### Extracted data entries:
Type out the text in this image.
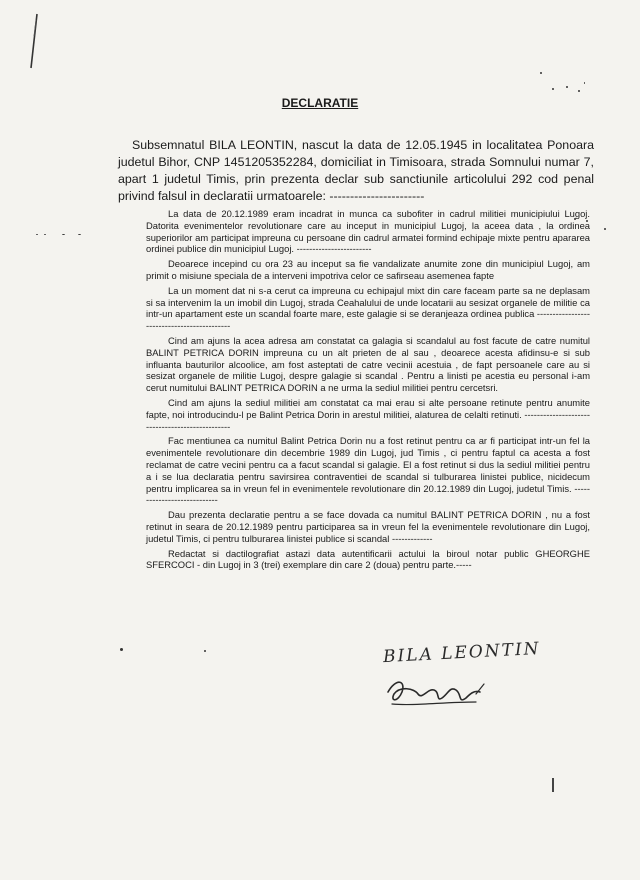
DECLARATIE
Subsemnatul BILA LEONTIN, nascut la data de 12.05.1945 in localitatea Ponoara judetul Bihor, CNP 1451205352284, domiciliat in Timisoara, strada Somnului numar 7, apart 1 judetul Timis, prin prezenta declar sub sanctiunile articolului 292 cod penal privind falsul in declaratii urmatoarele: -----------------------

La data de 20.12.1989 eram incadrat in munca ca subofiter in cadrul militiei municipiului Lugoj. Datorita evenimentelor revolutionare care au inceput in municipiul Lugoj, la aceea data , la ordinea superiorilor am participat impreuna cu persoane din cadrul armatei formind echipaje mixte pentru apararea ordinei publice din municipiul Lugoj. ------------------------

Deoarece incepind cu ora 23 au inceput sa fie vandalizate anumite zone din municipiul Lugoj, am primit o misiune speciala de a interveni impotriva celor ce safirseau asemenea fapte

La un moment dat ni s-a cerut ca impreuna cu echipajul mixt din care faceam parte sa ne deplasam si sa intervenim la un imobil din Lugoj, strada Ceahalului de unde locatarii au sesizat organele de militie ca intr-un apartament este un scandal foarte mare, este galagie si se deranjeaza ordinea publica --------------------------------------------

Cind am ajuns la acea adresa am constatat ca galagia si scandalul au fost facute de catre numitul BALINT PETRICA DORIN impreuna cu un alt prieten de al sau , deoarece acesta afidinsu-e si sub influanta bauturilor alcoolice, am fost asteptati de catre vecinii acestuia , de fapt persoanele care au si sesizat organele de militie Lugoj, despre galagie si scandal . Pentru a linisti pe acestia eu personal i-am cerut numitului BALINT PETRICA DORIN a ne urma la sediul militiei pentru cercetsri.

Cind am ajuns la sediul militiei am constatat ca mai erau si alte persoane retinute pentru anumite fapte, noi introducindu-l pe Balint Petrica Dorin in arestul militiei, alaturea de celalti retinuti. ------------------------------------------------

Fac mentiunea ca numitul Balint Petrica Dorin nu a fost retinut pentru ca ar fi participat intr-un fel la evenimentele revolutionare din decembrie 1989 din Lugoj, jud Timis , ci pentru faptul ca acesta a fost reclamat de catre vecini pentru ca a facut scandal si galagie. El a fost retinut si dus la sediul militiei pentru a i se lua declaratia pentru savirsirea contraventiei de scandal si tulburarea linistei publice, nicidecum pentru implicarea sa in vreun fel in evenimentele revolutionare din 20.12.1989 din Lugoj, judetul Timis. ----------------------------

Dau prezenta declaratie pentru a se face dovada ca numitul BALINT PETRICA DORIN , nu a fost retinut in seara de 20.12.1989 pentru participarea sa in vreun fel la evenimentele revolutionare din Lugoj, judetul Timis, ci pentru tulburarea linistei publice si scandal -------------

Redactat si dactilografiat astazi data autentificarii actului la biroul notar public GHEORGHE SFERCOCI - din Lugoj in 3 (trei) exemplare din care 2 (doua) pentru parte.-----

BILA LEONTIN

### SET EXERCISE:
Leave out the pictures and copy everything else in the records word for word.

### RESPONSE FOR THIS EXERCISE:
Type out the text in this image.
DECLARATIE
Subsemnatul BILA LEONTIN, nascut la data de 12.05.1945 in localitatea Ponoara judetul Bihor, CNP 1451205352284, domiciliat in Timisoara, strada Somnului numar 7, apart 1 judetul Timis, prin prezenta declar sub sanctiunile articolului 292 cod penal privind falsul in declaratii urmatoarele: -----------------------

La data de 20.12.1989 eram incadrat in munca ca subofiter in cadrul militiei municipiului Lugoj. Datorita evenimentelor revolutionare care au inceput in municipiul Lugoj, la aceea data , la ordinea superiorilor am participat impreuna cu persoane din cadrul armatei formind echipaje mixte pentru apararea ordinei publice din municipiul Lugoj. ------------------------

Deoarece incepind cu ora 23 au inceput sa fie vandalizate anumite zone din municipiul Lugoj, am primit o misiune speciala de a interveni impotriva celor ce safirseau asemenea fapte

La un moment dat ni s-a cerut ca impreuna cu echipajul mixt din care faceam parte sa ne deplasam si sa intervenim la un imobil din Lugoj, strada Ceahalului de unde locatarii au sesizat organele de militie ca intr-un apartament este un scandal foarte mare, este galagie si se deranjeaza ordinea publica --------------------------------------------

Cind am ajuns la acea adresa am constatat ca galagia si scandalul au fost facute de catre numitul BALINT PETRICA DORIN impreuna cu un alt prieten de al sau , deoarece acesta afidinsu-e si sub influanta bauturilor alcoolice, am fost asteptati de catre vecinii acestuia , de fapt persoanele care au si sesizat organele de militie Lugoj, despre galagie si scandal . Pentru a linisti pe acestia eu personal i-am cerut numitului BALINT PETRICA DORIN a ne urma la sediul militiei pentru cercetsri.

Cind am ajuns la sediul militiei am constatat ca mai erau si alte persoane retinute pentru anumite fapte, noi introducindu-l pe Balint Petrica Dorin in arestul militiei, alaturea de celalti retinuti. ------------------------------------------------

Fac mentiunea ca numitul Balint Petrica Dorin nu a fost retinut pentru ca ar fi participat intr-un fel la evenimentele revolutionare din decembrie 1989 din Lugoj, jud Timis , ci pentru faptul ca acesta a fost reclamat de catre vecini pentru ca a facut scandal si galagie. El a fost retinut si dus la sediul militiei pentru a i se lua declaratia pentru savirsirea contraventiei de scandal si tulburarea linistei publice, nicidecum pentru implicarea sa in vreun fel in evenimentele revolutionare din 20.12.1989 din Lugoj, judetul Timis. ----------------------------

Dau prezenta declaratie pentru a se face dovada ca numitul BALINT PETRICA DORIN , nu a fost retinut in seara de 20.12.1989 pentru participarea sa in vreun fel la evenimentele revolutionare din Lugoj, judetul Timis, ci pentru tulburarea linistei publice si scandal -------------

Redactat si dactilografiat astazi data autentificarii actului la biroul notar public GHEORGHE SFERCOCI - din Lugoj in 3 (trei) exemplare din care 2 (doua) pentru parte.-----

BILA LEONTIN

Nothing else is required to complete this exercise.